(Records about charts and figures)

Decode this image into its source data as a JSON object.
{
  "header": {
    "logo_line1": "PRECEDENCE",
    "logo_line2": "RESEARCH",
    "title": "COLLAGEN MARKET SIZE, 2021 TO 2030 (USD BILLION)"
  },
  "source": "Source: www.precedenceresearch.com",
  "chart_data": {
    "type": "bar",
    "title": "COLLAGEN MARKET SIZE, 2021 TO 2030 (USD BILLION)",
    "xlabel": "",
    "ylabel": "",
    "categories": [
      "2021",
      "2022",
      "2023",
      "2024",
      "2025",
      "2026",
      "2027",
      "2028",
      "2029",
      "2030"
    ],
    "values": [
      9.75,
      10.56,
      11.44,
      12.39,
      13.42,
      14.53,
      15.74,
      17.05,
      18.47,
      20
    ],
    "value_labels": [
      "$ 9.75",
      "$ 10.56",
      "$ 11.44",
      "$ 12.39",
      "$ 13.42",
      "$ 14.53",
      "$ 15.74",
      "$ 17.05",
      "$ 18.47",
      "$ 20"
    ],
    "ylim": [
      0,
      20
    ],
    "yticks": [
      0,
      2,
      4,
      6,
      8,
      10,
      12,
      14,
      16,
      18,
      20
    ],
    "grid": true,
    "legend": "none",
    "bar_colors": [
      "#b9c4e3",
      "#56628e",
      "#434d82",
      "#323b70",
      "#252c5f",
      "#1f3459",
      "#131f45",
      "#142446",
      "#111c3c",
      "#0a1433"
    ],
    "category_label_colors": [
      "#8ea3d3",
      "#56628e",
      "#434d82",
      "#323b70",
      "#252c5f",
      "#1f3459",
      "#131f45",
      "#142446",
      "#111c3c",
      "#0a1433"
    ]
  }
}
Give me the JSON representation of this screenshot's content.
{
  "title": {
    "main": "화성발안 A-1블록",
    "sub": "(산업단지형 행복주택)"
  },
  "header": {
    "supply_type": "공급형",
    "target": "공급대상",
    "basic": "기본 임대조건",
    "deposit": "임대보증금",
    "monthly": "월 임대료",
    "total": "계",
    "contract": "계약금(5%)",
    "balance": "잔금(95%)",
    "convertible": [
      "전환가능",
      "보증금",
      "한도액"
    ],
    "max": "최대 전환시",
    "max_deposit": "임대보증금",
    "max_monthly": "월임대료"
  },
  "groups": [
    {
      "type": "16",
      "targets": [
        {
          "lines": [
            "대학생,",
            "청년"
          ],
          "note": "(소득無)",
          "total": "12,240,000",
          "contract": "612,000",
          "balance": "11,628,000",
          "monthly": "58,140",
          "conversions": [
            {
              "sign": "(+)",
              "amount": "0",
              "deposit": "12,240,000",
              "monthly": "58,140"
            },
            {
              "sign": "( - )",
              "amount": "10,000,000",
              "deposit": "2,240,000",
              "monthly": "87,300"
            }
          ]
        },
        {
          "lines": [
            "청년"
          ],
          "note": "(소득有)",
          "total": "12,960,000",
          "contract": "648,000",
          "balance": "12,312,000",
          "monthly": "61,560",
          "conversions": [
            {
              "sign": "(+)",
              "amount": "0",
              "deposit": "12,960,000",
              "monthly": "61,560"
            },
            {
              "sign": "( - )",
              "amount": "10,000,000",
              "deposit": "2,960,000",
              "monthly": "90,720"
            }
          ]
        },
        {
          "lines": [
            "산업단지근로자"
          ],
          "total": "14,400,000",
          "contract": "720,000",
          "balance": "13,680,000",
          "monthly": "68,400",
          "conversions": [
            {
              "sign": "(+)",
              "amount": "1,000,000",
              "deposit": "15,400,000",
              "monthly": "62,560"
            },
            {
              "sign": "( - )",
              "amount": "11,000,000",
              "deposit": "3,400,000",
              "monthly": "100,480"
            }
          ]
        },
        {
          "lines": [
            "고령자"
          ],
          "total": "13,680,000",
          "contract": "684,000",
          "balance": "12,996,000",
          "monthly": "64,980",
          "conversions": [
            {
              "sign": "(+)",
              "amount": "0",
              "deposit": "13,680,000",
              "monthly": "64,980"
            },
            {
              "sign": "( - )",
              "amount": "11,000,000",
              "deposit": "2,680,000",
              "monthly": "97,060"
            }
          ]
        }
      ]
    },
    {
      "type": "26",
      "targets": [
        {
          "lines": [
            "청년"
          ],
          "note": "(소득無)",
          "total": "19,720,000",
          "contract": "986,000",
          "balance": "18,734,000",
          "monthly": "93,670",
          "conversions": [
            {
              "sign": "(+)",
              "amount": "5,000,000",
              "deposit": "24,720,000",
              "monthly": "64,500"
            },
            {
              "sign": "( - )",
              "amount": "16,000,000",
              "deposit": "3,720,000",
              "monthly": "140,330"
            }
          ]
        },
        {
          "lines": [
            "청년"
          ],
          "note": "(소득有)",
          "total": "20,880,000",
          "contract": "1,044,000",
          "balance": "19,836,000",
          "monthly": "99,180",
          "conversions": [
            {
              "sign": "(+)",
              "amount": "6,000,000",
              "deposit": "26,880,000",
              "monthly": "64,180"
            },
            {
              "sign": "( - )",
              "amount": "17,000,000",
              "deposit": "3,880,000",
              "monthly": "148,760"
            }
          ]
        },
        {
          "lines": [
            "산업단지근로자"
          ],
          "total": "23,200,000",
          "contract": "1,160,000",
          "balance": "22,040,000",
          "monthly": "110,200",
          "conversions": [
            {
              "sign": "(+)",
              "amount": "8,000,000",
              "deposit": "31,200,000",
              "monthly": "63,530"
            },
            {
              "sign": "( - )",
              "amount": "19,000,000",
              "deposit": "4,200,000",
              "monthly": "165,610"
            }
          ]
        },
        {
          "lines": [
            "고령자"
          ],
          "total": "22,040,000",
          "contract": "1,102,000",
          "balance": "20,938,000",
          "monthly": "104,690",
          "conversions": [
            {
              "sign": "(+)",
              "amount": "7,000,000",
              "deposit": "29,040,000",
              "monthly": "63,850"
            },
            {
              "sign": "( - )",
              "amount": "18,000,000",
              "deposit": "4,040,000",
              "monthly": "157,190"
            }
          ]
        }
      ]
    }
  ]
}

What is being asked » Read the data above and pull out each line that holds the string "BILLION".

Written answer »
    "title": "COLLAGEN MARKET SIZE, 2021 TO 2030 (USD BILLION)"
    "title": "COLLAGEN MARKET SIZE, 2021 TO 2030 (USD BILLION)",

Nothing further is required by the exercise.